#### Tugas 1
Bisakah Anda menuliskan ulang persis semua baris dalam catatan, mulai dari awal catatan sampai dengan baris yang memuat "video-variables-link[interactable]: Video –", termasuk kedua ujungnya?

#### Kutipan Dokumen
:::

Kamis, 19 Januari 2017

MENJADI PEMIMPIN TERUS BERUBAH



Sabtu lalu saya berkunjung ke rumah kawan untuk mengerjakan sesuatu.  Seperti biasanya, di sela-sela pekerjaan, kami ngobrol “ngalor-ngidul”.  Nah, ketika itu ada cerita tentang kawan lain yang setahun lalu dipromosikan pada suatu jabatan tertentu.  Kawan yang bercerita itu kebetulan menjadi anak buahnya.  Menurut si empunya cerita, kawan yang mendapat jabatan baru itu seakan berubah 180 derajat.  Yang bersangkutan suka marah-marah, minta dilayani ini dan itu.  Bahkan kalau beliau tiba di kantor, satpam diminta baris dan memberi hormat.

:::

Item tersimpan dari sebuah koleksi
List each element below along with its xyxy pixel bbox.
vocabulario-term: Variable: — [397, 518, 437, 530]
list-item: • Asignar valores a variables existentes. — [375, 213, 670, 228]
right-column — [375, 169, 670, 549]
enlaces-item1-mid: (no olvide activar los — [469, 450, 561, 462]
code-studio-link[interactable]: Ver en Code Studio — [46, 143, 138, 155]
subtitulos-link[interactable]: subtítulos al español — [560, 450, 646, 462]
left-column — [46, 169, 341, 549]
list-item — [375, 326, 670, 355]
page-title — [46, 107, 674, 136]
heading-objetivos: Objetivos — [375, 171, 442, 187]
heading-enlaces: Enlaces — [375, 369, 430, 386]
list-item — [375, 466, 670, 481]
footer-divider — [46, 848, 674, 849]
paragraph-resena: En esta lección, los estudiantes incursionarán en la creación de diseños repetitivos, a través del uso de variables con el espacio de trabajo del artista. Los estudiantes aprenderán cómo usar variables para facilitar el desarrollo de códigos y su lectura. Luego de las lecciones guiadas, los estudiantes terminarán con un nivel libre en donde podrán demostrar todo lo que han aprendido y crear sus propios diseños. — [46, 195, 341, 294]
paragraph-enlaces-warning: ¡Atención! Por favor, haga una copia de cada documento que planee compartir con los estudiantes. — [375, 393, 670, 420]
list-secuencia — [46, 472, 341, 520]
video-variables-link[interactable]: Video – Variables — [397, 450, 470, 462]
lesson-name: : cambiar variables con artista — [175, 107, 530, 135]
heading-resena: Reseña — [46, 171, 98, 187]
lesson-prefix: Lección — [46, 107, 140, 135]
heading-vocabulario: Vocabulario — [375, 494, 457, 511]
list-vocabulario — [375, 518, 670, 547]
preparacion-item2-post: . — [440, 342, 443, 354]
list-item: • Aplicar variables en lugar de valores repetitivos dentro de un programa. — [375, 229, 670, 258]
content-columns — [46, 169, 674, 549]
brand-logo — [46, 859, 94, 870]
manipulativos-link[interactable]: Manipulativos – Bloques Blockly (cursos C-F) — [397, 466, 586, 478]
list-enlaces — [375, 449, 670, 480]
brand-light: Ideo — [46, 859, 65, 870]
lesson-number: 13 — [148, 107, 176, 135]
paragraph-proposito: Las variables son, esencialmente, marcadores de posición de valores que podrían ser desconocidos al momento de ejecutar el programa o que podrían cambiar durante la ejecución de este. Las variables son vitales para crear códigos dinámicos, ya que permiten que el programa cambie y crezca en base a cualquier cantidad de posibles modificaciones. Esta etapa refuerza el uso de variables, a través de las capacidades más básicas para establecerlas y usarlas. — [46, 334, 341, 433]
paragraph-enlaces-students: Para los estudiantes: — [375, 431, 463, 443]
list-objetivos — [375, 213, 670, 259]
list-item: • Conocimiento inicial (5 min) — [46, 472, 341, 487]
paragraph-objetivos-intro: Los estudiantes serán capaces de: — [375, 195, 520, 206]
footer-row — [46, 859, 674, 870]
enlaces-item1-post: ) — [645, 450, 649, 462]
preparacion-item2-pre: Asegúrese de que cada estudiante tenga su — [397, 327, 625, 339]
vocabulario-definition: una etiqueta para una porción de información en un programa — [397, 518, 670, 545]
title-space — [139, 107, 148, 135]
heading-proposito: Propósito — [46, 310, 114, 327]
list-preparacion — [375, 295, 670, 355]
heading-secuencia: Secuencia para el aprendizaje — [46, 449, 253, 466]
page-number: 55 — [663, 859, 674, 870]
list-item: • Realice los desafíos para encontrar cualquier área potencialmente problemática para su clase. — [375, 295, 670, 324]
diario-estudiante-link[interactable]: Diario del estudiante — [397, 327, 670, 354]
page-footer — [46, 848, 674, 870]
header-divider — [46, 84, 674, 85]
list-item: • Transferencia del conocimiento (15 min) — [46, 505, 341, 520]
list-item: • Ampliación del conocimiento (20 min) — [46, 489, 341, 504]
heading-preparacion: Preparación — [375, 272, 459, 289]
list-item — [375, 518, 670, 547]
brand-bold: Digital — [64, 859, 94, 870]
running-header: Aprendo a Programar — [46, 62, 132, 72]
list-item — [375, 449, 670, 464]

:::

#### Tugas 2
Bisakah Anda menyusun ulang paragraf dalam tulisan tentang menjadi pemimpin yang diawali "Sabtu lalu saya berkunjung" menjadi daftar poin singkat yang tetap memuat fakta utamanya?

#### Hasil Latihan 1
List each element below along with its xyxy pixel bbox.
vocabulario-term: Variable: — [397, 518, 437, 530]
list-item: • Asignar valores a variables existentes. — [375, 213, 670, 228]
right-column — [375, 169, 670, 549]
enlaces-item1-mid: (no olvide activar los — [469, 450, 561, 462]
code-studio-link[interactable]: Ver en Code Studio — [46, 143, 138, 155]
subtitulos-link[interactable]: subtítulos al español — [560, 450, 646, 462]
left-column — [46, 169, 341, 549]
list-item — [375, 326, 670, 355]
page-title — [46, 107, 674, 136]
heading-objetivos: Objetivos — [375, 171, 442, 187]
heading-enlaces: Enlaces — [375, 369, 430, 386]
list-item — [375, 466, 670, 481]
footer-divider — [46, 848, 674, 849]
paragraph-resena: En esta lección, los estudiantes incursionarán en la creación de diseños repetitivos, a través del uso de variables con el espacio de trabajo del artista. Los estudiantes aprenderán cómo usar variables para facilitar el desarrollo de códigos y su lectura. Luego de las lecciones guiadas, los estudiantes terminarán con un nivel libre en donde podrán demostrar todo lo que han aprendido y crear sus propios diseños. — [46, 195, 341, 294]
paragraph-enlaces-warning: ¡Atención! Por favor, haga una copia de cada documento que planee compartir con los estudiantes. — [375, 393, 670, 420]
list-secuencia — [46, 472, 341, 520]
video-variables-link[interactable]: Video – Variables — [397, 450, 470, 462]

#### Hasil Latihan 2
- Sabtu lalu penulis berkunjung ke rumah kawan untuk mengerjakan sesuatu, dan di sela pekerjaan mereka mengobrol "ngalor-ngidul".
- Muncul cerita tentang kawan lain yang setahun lalu dipromosikan pada suatu jabatan tertentu.
- Kawan yang bercerita kebetulan menjadi anak buahnya.
- Menurut si pencerita, kawan yang mendapat jabatan baru itu seakan berubah 180 derajat: suka marah-marah dan minta dilayani ini dan itu.
- Bahkan saat beliau tiba di kantor, satpam diminta berbaris dan memberi hormat.